— Your instructions —
Pick out all lines with the word "this" from the records that follow.

[START]

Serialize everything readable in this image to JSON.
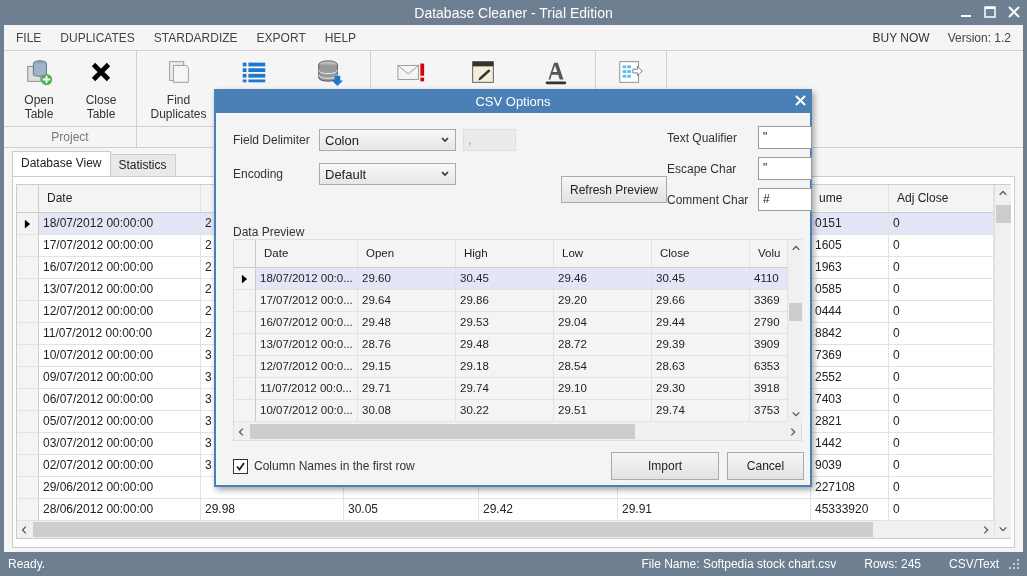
{
  "window": {
    "title": "Database Cleaner - Trial Edition"
  },
  "menu": {
    "items": [
      {
        "label": "FILE"
      },
      {
        "label": "DUPLICATES"
      },
      {
        "label": "STARDARDIZE"
      },
      {
        "label": "EXPORT"
      },
      {
        "label": "HELP"
      }
    ],
    "right": [
      {
        "label": "BUY NOW",
        "kind": "link"
      },
      {
        "label": "Version: 1.2",
        "kind": "text"
      }
    ]
  },
  "ribbon": {
    "groups": [
      {
        "label": "Project",
        "buttons": [
          {
            "kind": "database-add",
            "label": "Open Table"
          },
          {
            "kind": "close",
            "label": "Close Table"
          }
        ]
      },
      {
        "buttons": [
          {
            "kind": "pages",
            "label": "Find Duplicates"
          },
          {
            "kind": "list"
          },
          {
            "kind": "database-download"
          }
        ]
      },
      {
        "buttons": [
          {
            "kind": "mail-alert"
          },
          {
            "kind": "notepad"
          },
          {
            "kind": "text-style"
          }
        ]
      },
      {
        "buttons": [
          {
            "kind": "sheet-export"
          }
        ]
      }
    ]
  },
  "tabs": [
    {
      "label": "Database View",
      "selected": true
    },
    {
      "label": "Statistics",
      "selected": false
    }
  ],
  "grid": {
    "columns": [
      {
        "label": "Date"
      },
      {},
      {},
      {},
      {},
      {
        "label": "ume"
      },
      {
        "label": "Adj Close"
      }
    ],
    "rows": [
      {
        "selected": true,
        "cells": [
          "18/07/2012 00:00:00",
          "2",
          null,
          null,
          null,
          "0151",
          "0"
        ]
      },
      {
        "selected": false,
        "cells": [
          "17/07/2012 00:00:00",
          "2",
          null,
          null,
          null,
          "1605",
          "0"
        ]
      },
      {
        "selected": false,
        "cells": [
          "16/07/2012 00:00:00",
          "2",
          null,
          null,
          null,
          "1963",
          "0"
        ]
      },
      {
        "selected": false,
        "cells": [
          "13/07/2012 00:00:00",
          "2",
          null,
          null,
          null,
          "0585",
          "0"
        ]
      },
      {
        "selected": false,
        "cells": [
          "12/07/2012 00:00:00",
          "2",
          null,
          null,
          null,
          "0444",
          "0"
        ]
      },
      {
        "selected": false,
        "cells": [
          "11/07/2012 00:00:00",
          "2",
          null,
          null,
          null,
          "8842",
          "0"
        ]
      },
      {
        "selected": false,
        "cells": [
          "10/07/2012 00:00:00",
          "3",
          null,
          null,
          null,
          "7369",
          "0"
        ]
      },
      {
        "selected": false,
        "cells": [
          "09/07/2012 00:00:00",
          "3",
          null,
          null,
          null,
          "2552",
          "0"
        ]
      },
      {
        "selected": false,
        "cells": [
          "06/07/2012 00:00:00",
          "3",
          null,
          null,
          null,
          "7403",
          "0"
        ]
      },
      {
        "selected": false,
        "cells": [
          "05/07/2012 00:00:00",
          "3",
          null,
          null,
          null,
          "2821",
          "0"
        ]
      },
      {
        "selected": false,
        "cells": [
          "03/07/2012 00:00:00",
          "3",
          null,
          null,
          null,
          "1442",
          "0"
        ]
      },
      {
        "selected": false,
        "cells": [
          "02/07/2012 00:00:00",
          "3",
          null,
          null,
          null,
          "9039",
          "0"
        ]
      },
      {
        "selected": false,
        "cells": [
          "29/06/2012 00:00:00",
          null,
          null,
          null,
          null,
          "227108",
          "0"
        ]
      },
      {
        "selected": false,
        "cells": [
          "28/06/2012 00:00:00",
          "29.98",
          "30.05",
          "29.42",
          "29.91",
          "45333920",
          "0"
        ]
      }
    ]
  },
  "dialog": {
    "title": "CSV Options",
    "field_delimiter": {
      "label": "Field Delimiter",
      "value": "Colon"
    },
    "delimiter_char": {
      "value": ",",
      "disabled": true
    },
    "encoding": {
      "label": "Encoding",
      "value": "Default"
    },
    "refresh_button": "Refresh Preview",
    "text_qualifier": {
      "label": "Text Qualifier",
      "value": "\""
    },
    "escape_char": {
      "label": "Escape Char",
      "value": "\""
    },
    "comment_char": {
      "label": "Comment Char",
      "value": "#"
    },
    "preview_label": "Data Preview",
    "preview": {
      "columns": [
        "Date",
        "Open",
        "High",
        "Low",
        "Close",
        "Volu"
      ],
      "rows": [
        {
          "selected": true,
          "cells": [
            "18/07/2012 00:0...",
            "29.60",
            "30.45",
            "29.46",
            "30.45",
            "4110"
          ]
        },
        {
          "selected": false,
          "cells": [
            "17/07/2012 00:0...",
            "29.64",
            "29.86",
            "29.20",
            "29.66",
            "3369"
          ]
        },
        {
          "selected": false,
          "cells": [
            "16/07/2012 00:0...",
            "29.48",
            "29.53",
            "29.04",
            "29.44",
            "2790"
          ]
        },
        {
          "selected": false,
          "cells": [
            "13/07/2012 00:0...",
            "28.76",
            "29.48",
            "28.72",
            "29.39",
            "3909"
          ]
        },
        {
          "selected": false,
          "cells": [
            "12/07/2012 00:0...",
            "29.15",
            "29.18",
            "28.54",
            "28.63",
            "6353"
          ]
        },
        {
          "selected": false,
          "cells": [
            "11/07/2012 00:0...",
            "29.71",
            "29.74",
            "29.10",
            "29.30",
            "3918"
          ]
        },
        {
          "selected": false,
          "cells": [
            "10/07/2012 00:0...",
            "30.08",
            "30.22",
            "29.51",
            "29.74",
            "3753"
          ]
        }
      ]
    },
    "first_row_names": {
      "label": "Column Names in the first row",
      "checked": true
    },
    "buttons": [
      "Import",
      "Cancel"
    ]
  },
  "status_bar": {
    "message": "Ready.",
    "file_name": "File Name: Softpedia stock chart.csv",
    "rows": "Rows: 245",
    "format": "CSV/Text"
  }
}
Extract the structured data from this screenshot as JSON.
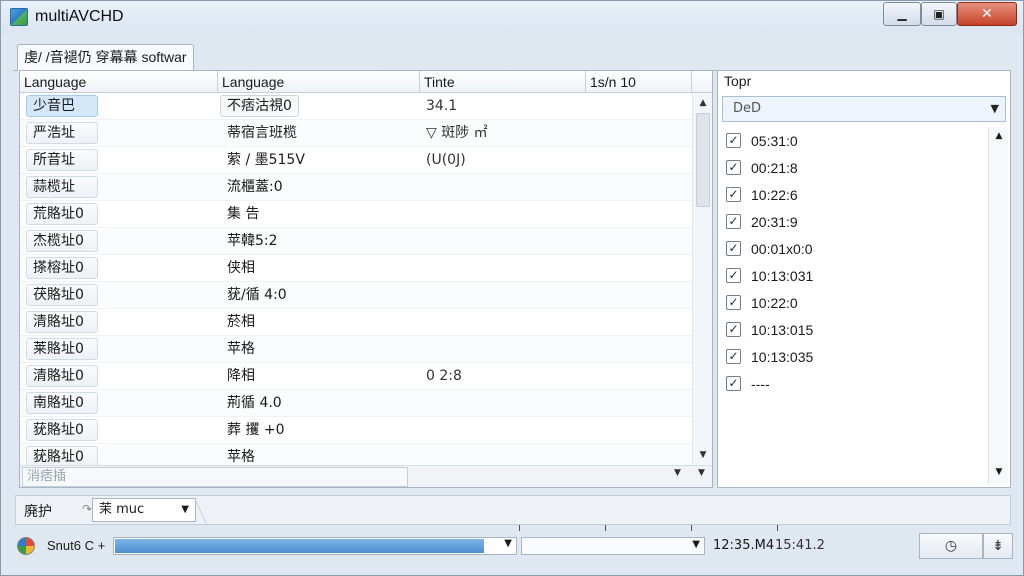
{
  "window": {
    "title": "multiAVCHD",
    "min_glyph": "▁",
    "max_glyph": "▣",
    "close_glyph": "✕"
  },
  "tab": {
    "label": "虔/ /音褪仍 穿幕幕 softwar"
  },
  "table": {
    "columns": [
      "Language",
      "Language",
      "Tinte",
      "1s/n 10"
    ],
    "rows": [
      {
        "c1": "少音巴",
        "c2": "不痞沽視0",
        "c3": "34.1",
        "c4": "",
        "selected": true
      },
      {
        "c1": "严浩址",
        "c2": "蒂宿言班榄",
        "c3": "▽ 斑陟 ㎡",
        "c4": ""
      },
      {
        "c1": "所音址",
        "c2": "萦 / 墨515V",
        "c3": "(U(0J)",
        "c4": ""
      },
      {
        "c1": "蒜榄址",
        "c2": "流櫃蓋:0",
        "c3": "",
        "c4": ""
      },
      {
        "c1": "荒賂址0",
        "c2": "集 告",
        "c3": "",
        "c4": ""
      },
      {
        "c1": "杰榄址0",
        "c2": "苹韓5:2",
        "c3": "",
        "c4": ""
      },
      {
        "c1": "搽榕址0",
        "c2": "侠相",
        "c3": "",
        "c4": ""
      },
      {
        "c1": "茯賂址0",
        "c2": "莸/循 4:0",
        "c3": "",
        "c4": ""
      },
      {
        "c1": "清賂址0",
        "c2": "菸相",
        "c3": "",
        "c4": ""
      },
      {
        "c1": "莱賂址0",
        "c2": "苹格",
        "c3": "",
        "c4": ""
      },
      {
        "c1": "清賂址0",
        "c2": "降相",
        "c3": "0 2:8",
        "c4": ""
      },
      {
        "c1": "南賂址0",
        "c2": "荊循 4.0",
        "c3": "",
        "c4": ""
      },
      {
        "c1": "莸賂址0",
        "c2": "葬 攫 +0",
        "c3": "",
        "c4": ""
      },
      {
        "c1": "莸賂址0",
        "c2": "苹格",
        "c3": "",
        "c4": ""
      }
    ],
    "footer_input": "消痞插",
    "scroll_up": "▲",
    "scroll_down": "▼"
  },
  "side": {
    "title": "Topr",
    "select_value": "DeD",
    "items": [
      {
        "label": "05:31:0",
        "checked": true
      },
      {
        "label": "00:21:8",
        "checked": true
      },
      {
        "label": "10:22:6",
        "checked": true
      },
      {
        "label": "20:31:9",
        "checked": true
      },
      {
        "label": "00:01x0:0",
        "checked": true
      },
      {
        "label": "10:13:031",
        "checked": true
      },
      {
        "label": "10:22:0",
        "checked": true
      },
      {
        "label": "10:13:015",
        "checked": true
      },
      {
        "label": "10:13:035",
        "checked": true
      },
      {
        "label": "----",
        "checked": true
      }
    ],
    "check_glyph": "✓"
  },
  "bottom": {
    "label": "廃护",
    "sep": "↷",
    "combo_value": "茉 muc",
    "caret": "▼"
  },
  "status": {
    "text": "Snut6 C +",
    "progress": 0.97,
    "time1": "12:35.M4",
    "time2": "15:41.2",
    "btn1": "◷",
    "btn2": "⇟",
    "colors": {
      "accent": "#4d8ed3",
      "close": "#c7432a"
    }
  }
}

[END]

— Finished answer —
Serialize everything readable in this image to JSON.
Extract the structured data from this screenshot as JSON.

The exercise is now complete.